Everything from the line containing "Give me a plain-text" through the last line of the data below is to be retyped exactly, apart from the pictures.

[Data records]
______________________________
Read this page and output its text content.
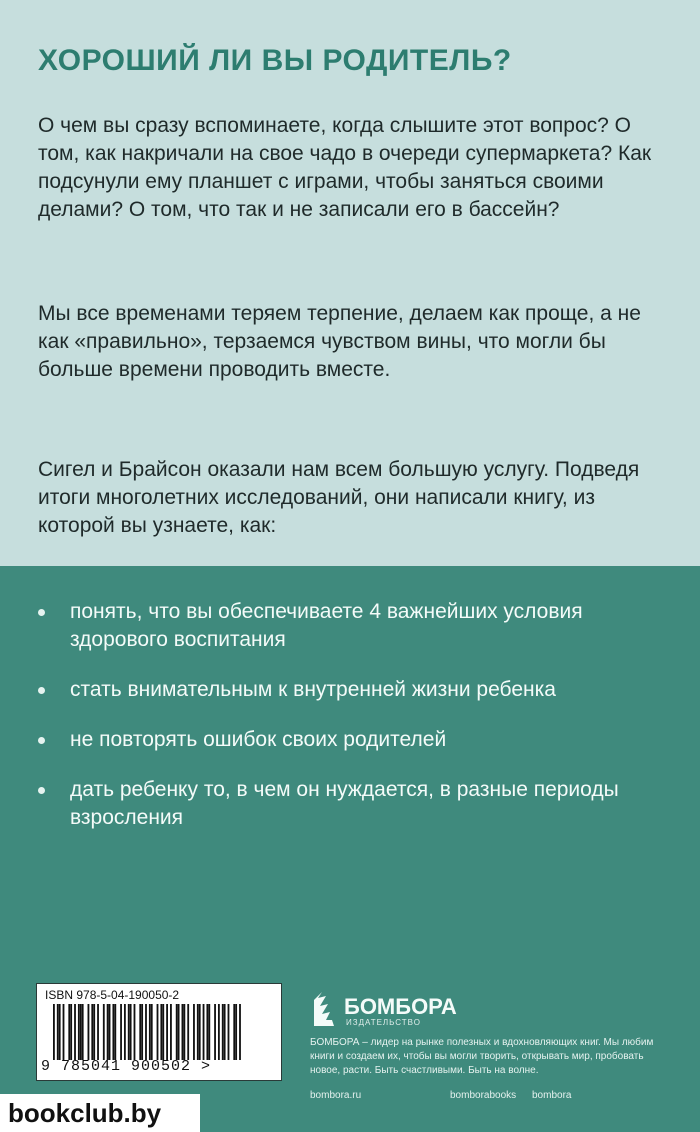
ХОРОШИЙ ЛИ ВЫ РОДИТЕЛЬ?

О чем вы сразу вспоминаете, когда слышите этот вопрос? О том, как накричали на свое чадо в очереди супермаркета? Как подсунули ему планшет с играми, чтобы заняться своими делами? О том, что так и не записали его в бассейн?

Мы все временами теряем терпение, делаем как проще, а не как «правильно», терзаемся чувством вины, что могли бы больше времени проводить вместе.

Сигел и Брайсон оказали нам всем большую услугу. Подведя итоги многолетних исследований, они написали книгу, из которой вы узнаете, как:

понять, что вы обеспечиваете 4 важнейших условия здорового воспитания
стать внимательным к внутренней жизни ребенка
не повторять ошибок своих родителей
дать ребенку то, в чем он нуждается, в разные периоды взросления
ISBN 978-5-04-190050-2
9 785041 900502 >
БОМБОРА
ИЗДАТЕЛЬСТВО

БОМБОРА – лидер на рынке полезных и вдохновляющих книг. Мы любим книги и создаем их, чтобы вы могли творить, открывать мир, пробовать новое, расти. Быть счастливыми. Быть на волне.

bombora.ru	bomborabooks bombora
bookclub.by
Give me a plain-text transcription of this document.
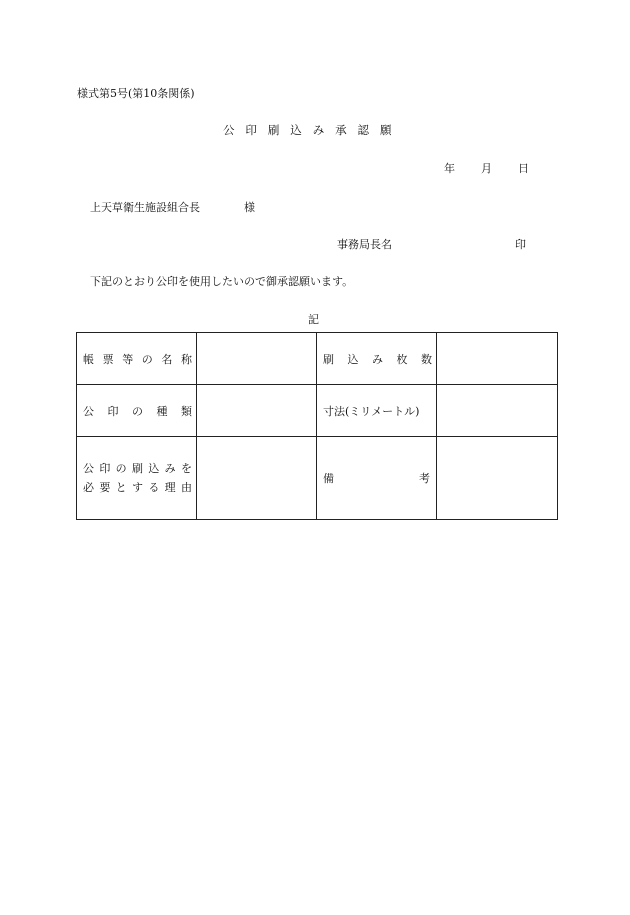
様式第5号(第10条関係)
公印刷込み承認願
年 月 日
上天草衛生施設組合長	様
事務局長名	印
下記のとおり公印を使用したいので御承認願います。
記
帳票等の名称		刷込み枚数	

公印の種類		寸法(ミリメートル)	

公印の刷込みを
必要とする理由		備考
______________________________
> _SOLUTION BELOW_:
Give me a plain-text transcription of this document.
様式第5号(第10条関係)
公印刷込み承認願
年 月 日
上天草衛生施設組合長	様
事務局長名	印
下記のとおり公印を使用したいので御承認願います。
記
帳票等の名称		刷込み枚数	

公印の種類		寸法(ミリメートル)	

公印の刷込みを
必要とする理由		備考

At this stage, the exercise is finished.